[Direction 1]:
Answer these from the article on fracking in WA:
(a) About what share of WA would fracking be limited to?
(b) In which regions will fracking unconventional gas stay banned?
(c) How many scientists handed in a petition to the premier?
[Direction 2]: Proceed with the article on fracking in WA, picking up after its last sentence.

[Text passage]:
----
Hydraulic fracturing to extract unconventional gas will not be permitted over 98 per cent of WA and, for the first time, traditional owners and farmers will have the right to say no to oil and gas production from fracking on their land.
As part of the WA Government’s response to an independent scientific inquiry, fracking could only be approved on land covered by existing exploration and production licences, or about 2 per cent of WA.
Fracking unconventional gas will continue to be banned in the South West, Perth and Peel regions.
Water Defenders Australian Alliance WDAA spokesperson Lisa Chatwin said populations in the 2 per cent of areas where fracking could go ahead was sparse which made those communities an easy target.
Ms Chatwin said their organisation would continue to protest and support farmers and traditional landowners in WA regions where fracking could go ahead.
“We want the government to understand this is not an us and them issue,” she said.
With 50 scientists handing in a petition warning the premier about the impact of gas fields on global warming, Ms Chatwin said it did not matter if fracking occurred in the Kimberley or here it could still affect everyone.
----
[Available data]:
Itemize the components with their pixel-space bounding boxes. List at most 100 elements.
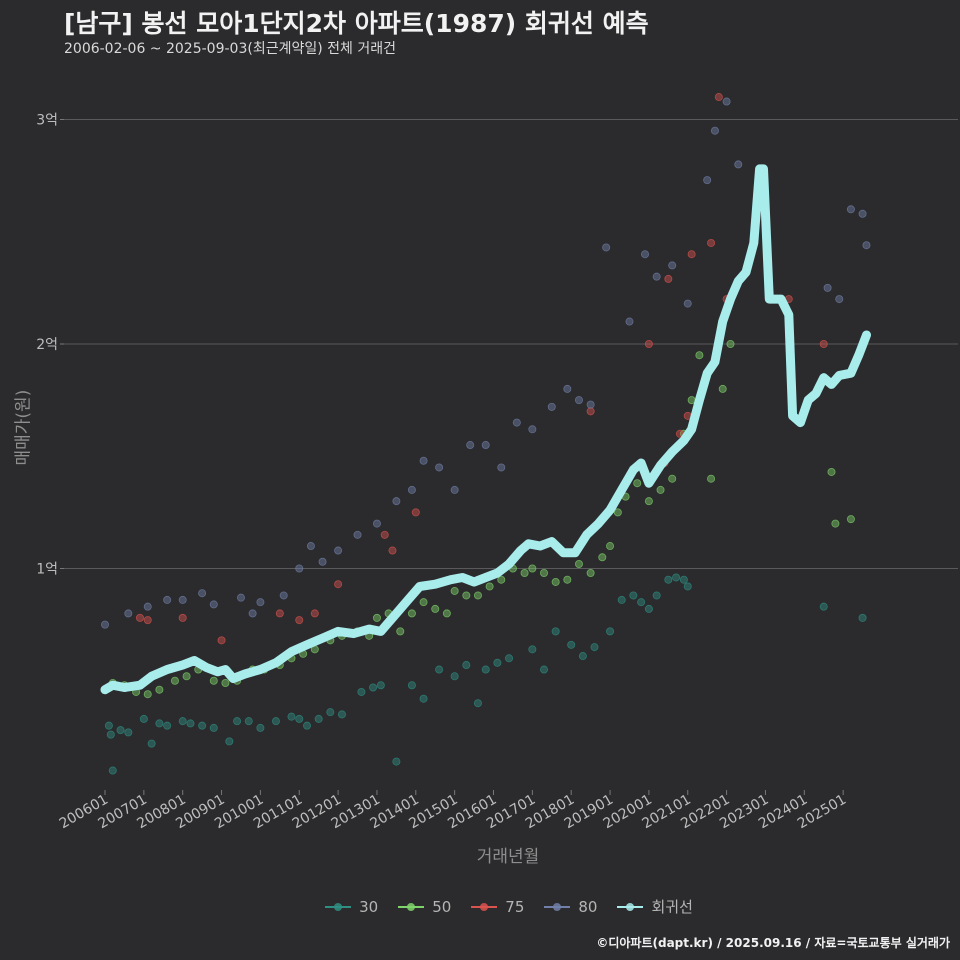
----
[Right answer 1]:
(a) About 2 per cent of WA: the land covered by existing exploration and production licences.
(b) The South West, Perth and Peel regions.
(c) 50.

[Right answer 2]:
“On talk back radio the premier suggested that fracking gas was a clean transitional energy source,” she said.
“Mr McGowan has completely dismissed the science which suggests methane is 86 times more powerful than carbon dioxide.
“He has completely ignored all the scientific data in relation to the North West offshore gas project, data that discusses all the carbon dioxide emission this project is emitting.”
The state government have stated royalties from any unconventional onshore oil and gas projects would be used to support new renewable energy projects via a Clean Energy Future Fund with a $9 million seed allocation.
The royalty rate for unconventional oil and gas will increase to 10 per cent, the same rate that applies to conventional petroleum production.
Premier Mark McGowan said to ban fracking on existing petroleum titles after the scientific inquiry found the risk from fracking was low, would undermine WA’s reputation as a safe place to invest and do business.
“At the same time, it is crucial that the industry demonstrates that it has the support of landowners who, for the first time, will be able to say yes or no to any fracking production on their land.”
Following the state government’s announcement, the senate voted down an Australian Greens motion condemning the WA Labor government for lifting a moratorium on hydraulic fracture stimulation.
WA senator Jordon Steele-John said it was clear the WA Labor party, who had taken more than $1 million in donations from resource companies in the last two decades, could not be trusted to take decisive action on climate change.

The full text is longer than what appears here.